:: What this task involves ::
Starting with the line that contains "Parse this screenshot: output", set down each line through the end of the entries below, exactly and with nothing added.

──────────

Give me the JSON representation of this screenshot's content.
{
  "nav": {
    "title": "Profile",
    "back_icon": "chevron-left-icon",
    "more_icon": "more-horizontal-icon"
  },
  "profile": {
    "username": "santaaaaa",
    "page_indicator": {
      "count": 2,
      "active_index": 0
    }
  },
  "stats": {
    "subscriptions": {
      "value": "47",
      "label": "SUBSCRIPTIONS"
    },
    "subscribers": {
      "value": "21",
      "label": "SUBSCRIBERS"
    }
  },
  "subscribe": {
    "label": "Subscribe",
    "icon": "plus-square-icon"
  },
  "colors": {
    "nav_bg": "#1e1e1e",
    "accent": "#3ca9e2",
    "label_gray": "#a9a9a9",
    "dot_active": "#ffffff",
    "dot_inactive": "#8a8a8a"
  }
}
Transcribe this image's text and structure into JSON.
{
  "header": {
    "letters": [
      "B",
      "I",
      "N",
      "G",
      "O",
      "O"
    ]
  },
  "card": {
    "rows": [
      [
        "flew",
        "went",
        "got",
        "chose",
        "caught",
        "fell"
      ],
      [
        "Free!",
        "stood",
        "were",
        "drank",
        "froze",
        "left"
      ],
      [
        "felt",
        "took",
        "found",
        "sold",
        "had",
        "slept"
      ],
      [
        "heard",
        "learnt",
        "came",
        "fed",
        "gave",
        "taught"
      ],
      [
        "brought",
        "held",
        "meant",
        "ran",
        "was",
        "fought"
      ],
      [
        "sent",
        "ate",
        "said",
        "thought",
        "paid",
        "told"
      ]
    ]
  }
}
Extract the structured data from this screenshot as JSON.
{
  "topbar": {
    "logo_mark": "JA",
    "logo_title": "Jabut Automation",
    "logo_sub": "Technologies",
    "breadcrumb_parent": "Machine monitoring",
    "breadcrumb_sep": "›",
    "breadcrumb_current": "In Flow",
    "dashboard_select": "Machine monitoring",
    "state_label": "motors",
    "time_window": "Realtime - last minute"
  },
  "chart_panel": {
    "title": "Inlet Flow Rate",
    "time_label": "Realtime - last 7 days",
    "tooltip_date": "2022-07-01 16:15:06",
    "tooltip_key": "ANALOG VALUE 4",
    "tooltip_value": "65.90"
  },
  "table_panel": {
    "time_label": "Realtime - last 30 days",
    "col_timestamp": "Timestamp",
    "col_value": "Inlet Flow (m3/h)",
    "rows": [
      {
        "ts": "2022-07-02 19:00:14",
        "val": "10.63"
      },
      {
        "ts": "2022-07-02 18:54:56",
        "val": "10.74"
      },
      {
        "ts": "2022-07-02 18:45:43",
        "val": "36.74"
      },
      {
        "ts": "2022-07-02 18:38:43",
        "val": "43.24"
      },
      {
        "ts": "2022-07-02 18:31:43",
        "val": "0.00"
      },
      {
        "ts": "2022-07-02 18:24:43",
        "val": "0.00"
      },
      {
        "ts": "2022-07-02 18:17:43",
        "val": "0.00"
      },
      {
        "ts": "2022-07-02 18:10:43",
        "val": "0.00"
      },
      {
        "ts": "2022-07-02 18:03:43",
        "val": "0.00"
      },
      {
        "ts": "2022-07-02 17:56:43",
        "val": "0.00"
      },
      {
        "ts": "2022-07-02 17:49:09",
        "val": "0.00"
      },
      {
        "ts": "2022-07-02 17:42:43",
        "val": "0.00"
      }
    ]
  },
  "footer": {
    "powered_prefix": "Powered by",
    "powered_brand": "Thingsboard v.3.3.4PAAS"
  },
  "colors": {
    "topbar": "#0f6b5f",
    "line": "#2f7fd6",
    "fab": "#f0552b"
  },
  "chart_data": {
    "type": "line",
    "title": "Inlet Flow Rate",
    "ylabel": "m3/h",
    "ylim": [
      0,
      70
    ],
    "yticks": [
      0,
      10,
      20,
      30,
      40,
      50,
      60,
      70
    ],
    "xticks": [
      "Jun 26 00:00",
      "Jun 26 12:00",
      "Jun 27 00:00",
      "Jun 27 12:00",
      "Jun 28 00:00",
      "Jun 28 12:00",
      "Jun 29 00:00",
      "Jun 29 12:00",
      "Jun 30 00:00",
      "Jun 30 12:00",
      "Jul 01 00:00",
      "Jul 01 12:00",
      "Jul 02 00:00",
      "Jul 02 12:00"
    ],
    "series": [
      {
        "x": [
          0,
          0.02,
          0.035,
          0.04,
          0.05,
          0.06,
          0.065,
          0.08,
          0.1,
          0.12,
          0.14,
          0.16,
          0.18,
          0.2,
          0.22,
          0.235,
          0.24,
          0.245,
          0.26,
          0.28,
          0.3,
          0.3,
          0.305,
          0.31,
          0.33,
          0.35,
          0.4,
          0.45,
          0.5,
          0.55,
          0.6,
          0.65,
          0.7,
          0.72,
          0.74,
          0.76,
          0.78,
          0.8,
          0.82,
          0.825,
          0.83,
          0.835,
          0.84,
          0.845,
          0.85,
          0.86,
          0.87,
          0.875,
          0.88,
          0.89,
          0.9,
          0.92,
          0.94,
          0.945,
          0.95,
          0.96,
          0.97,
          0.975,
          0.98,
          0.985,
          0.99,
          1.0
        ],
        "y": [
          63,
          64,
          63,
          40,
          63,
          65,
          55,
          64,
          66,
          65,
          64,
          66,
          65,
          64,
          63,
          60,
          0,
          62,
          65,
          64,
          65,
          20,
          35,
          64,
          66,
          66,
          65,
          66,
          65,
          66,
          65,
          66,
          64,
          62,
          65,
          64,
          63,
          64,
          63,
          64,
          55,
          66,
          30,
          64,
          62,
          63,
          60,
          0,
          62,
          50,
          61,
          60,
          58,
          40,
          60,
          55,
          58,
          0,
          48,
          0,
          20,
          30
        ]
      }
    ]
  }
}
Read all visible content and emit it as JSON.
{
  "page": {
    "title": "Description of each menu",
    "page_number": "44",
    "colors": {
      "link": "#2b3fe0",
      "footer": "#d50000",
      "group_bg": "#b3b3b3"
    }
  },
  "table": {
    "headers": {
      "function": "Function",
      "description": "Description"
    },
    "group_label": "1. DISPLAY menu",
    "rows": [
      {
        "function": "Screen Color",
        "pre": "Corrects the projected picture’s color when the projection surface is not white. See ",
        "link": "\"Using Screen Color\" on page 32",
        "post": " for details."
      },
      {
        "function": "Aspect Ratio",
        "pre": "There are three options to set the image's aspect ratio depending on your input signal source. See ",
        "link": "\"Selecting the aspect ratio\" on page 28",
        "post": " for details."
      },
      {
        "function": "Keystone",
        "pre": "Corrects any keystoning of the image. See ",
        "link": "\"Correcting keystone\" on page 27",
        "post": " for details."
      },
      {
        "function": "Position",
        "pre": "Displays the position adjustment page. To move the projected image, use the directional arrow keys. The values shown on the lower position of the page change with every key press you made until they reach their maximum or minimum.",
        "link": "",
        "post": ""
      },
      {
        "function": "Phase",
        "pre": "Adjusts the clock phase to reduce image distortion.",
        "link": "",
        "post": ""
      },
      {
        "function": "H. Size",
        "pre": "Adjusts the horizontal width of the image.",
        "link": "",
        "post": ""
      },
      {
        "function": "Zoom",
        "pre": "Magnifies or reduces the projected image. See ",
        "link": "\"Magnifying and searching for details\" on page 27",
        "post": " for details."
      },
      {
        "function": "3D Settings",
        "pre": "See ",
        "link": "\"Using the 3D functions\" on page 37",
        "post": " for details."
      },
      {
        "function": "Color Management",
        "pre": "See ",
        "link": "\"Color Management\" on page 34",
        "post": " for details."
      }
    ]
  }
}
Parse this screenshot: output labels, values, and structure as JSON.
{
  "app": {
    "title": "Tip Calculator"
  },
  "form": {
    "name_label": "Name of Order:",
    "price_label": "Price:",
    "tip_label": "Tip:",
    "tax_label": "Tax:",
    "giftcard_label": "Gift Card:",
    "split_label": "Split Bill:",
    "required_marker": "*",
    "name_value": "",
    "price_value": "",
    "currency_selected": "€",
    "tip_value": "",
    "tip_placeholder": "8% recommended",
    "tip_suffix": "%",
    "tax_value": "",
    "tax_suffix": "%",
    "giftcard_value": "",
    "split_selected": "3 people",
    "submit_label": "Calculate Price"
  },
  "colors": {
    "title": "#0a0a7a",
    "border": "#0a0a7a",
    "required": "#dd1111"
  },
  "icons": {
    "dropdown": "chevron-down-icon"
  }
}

──────────

:: Response for this exercise ::
Parse this screenshot: output labels, values, and structure as JSON.
{
  "app": {
    "title": "Tip Calculator"
  },
  "form": {
    "name_label": "Name of Order:",
    "price_label": "Price:",
    "tip_label": "Tip:",
    "tax_label": "Tax:",
    "giftcard_label": "Gift Card:",
    "split_label": "Split Bill:",
    "required_marker": "*",
    "name_value": "",
    "price_value": "",
    "currency_selected": "€",
    "tip_value": "",
    "tip_placeholder": "8% recommended",
    "tip_suffix": "%",
    "tax_value": "",
    "tax_suffix": "%",
    "giftcard_value": "",
    "split_selected": "3 people",
    "submit_label": "Calculate Price"
  },
  "colors": {
    "title": "#0a0a7a",
    "border": "#0a0a7a",
    "required": "#dd1111"
  },
  "icons": {
    "dropdown": "chevron-down-icon"
  }
}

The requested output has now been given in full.